*Job*
Retype the whole listing, please, keeping every line exact and dropping the pictures.

*Material*
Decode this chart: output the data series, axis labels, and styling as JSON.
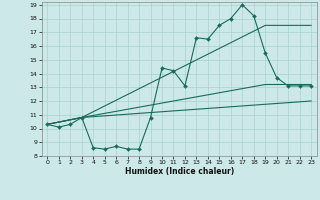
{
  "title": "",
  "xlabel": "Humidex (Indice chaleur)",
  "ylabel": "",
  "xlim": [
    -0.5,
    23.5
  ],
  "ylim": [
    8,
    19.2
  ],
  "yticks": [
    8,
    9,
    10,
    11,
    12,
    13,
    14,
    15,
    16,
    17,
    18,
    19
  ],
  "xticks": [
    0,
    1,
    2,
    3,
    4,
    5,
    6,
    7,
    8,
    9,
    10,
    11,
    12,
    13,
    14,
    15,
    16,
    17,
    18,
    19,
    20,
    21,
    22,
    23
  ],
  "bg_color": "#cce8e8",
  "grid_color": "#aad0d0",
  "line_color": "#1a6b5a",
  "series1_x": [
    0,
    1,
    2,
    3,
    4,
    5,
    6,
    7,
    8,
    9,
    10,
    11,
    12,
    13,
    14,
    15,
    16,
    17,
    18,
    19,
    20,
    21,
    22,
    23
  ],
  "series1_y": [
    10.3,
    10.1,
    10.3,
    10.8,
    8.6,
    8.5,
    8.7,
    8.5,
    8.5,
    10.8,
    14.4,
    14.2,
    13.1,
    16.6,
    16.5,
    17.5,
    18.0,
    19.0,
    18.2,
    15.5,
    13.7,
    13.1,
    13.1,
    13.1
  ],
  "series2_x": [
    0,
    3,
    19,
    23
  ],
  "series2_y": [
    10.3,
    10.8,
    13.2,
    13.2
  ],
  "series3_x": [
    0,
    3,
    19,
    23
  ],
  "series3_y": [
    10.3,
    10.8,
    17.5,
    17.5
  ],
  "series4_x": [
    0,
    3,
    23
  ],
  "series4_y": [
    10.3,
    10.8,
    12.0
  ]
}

*Written answer*
Decode this chart: output the data series, axis labels, and styling as JSON.
{
  "title": "",
  "xlabel": "Humidex (Indice chaleur)",
  "ylabel": "",
  "xlim": [
    -0.5,
    23.5
  ],
  "ylim": [
    8,
    19.2
  ],
  "yticks": [
    8,
    9,
    10,
    11,
    12,
    13,
    14,
    15,
    16,
    17,
    18,
    19
  ],
  "xticks": [
    0,
    1,
    2,
    3,
    4,
    5,
    6,
    7,
    8,
    9,
    10,
    11,
    12,
    13,
    14,
    15,
    16,
    17,
    18,
    19,
    20,
    21,
    22,
    23
  ],
  "bg_color": "#cce8e8",
  "grid_color": "#aad0d0",
  "line_color": "#1a6b5a",
  "series1_x": [
    0,
    1,
    2,
    3,
    4,
    5,
    6,
    7,
    8,
    9,
    10,
    11,
    12,
    13,
    14,
    15,
    16,
    17,
    18,
    19,
    20,
    21,
    22,
    23
  ],
  "series1_y": [
    10.3,
    10.1,
    10.3,
    10.8,
    8.6,
    8.5,
    8.7,
    8.5,
    8.5,
    10.8,
    14.4,
    14.2,
    13.1,
    16.6,
    16.5,
    17.5,
    18.0,
    19.0,
    18.2,
    15.5,
    13.7,
    13.1,
    13.1,
    13.1
  ],
  "series2_x": [
    0,
    3,
    19,
    23
  ],
  "series2_y": [
    10.3,
    10.8,
    13.2,
    13.2
  ],
  "series3_x": [
    0,
    3,
    19,
    23
  ],
  "series3_y": [
    10.3,
    10.8,
    17.5,
    17.5
  ],
  "series4_x": [
    0,
    3,
    23
  ],
  "series4_y": [
    10.3,
    10.8,
    12.0
  ]
}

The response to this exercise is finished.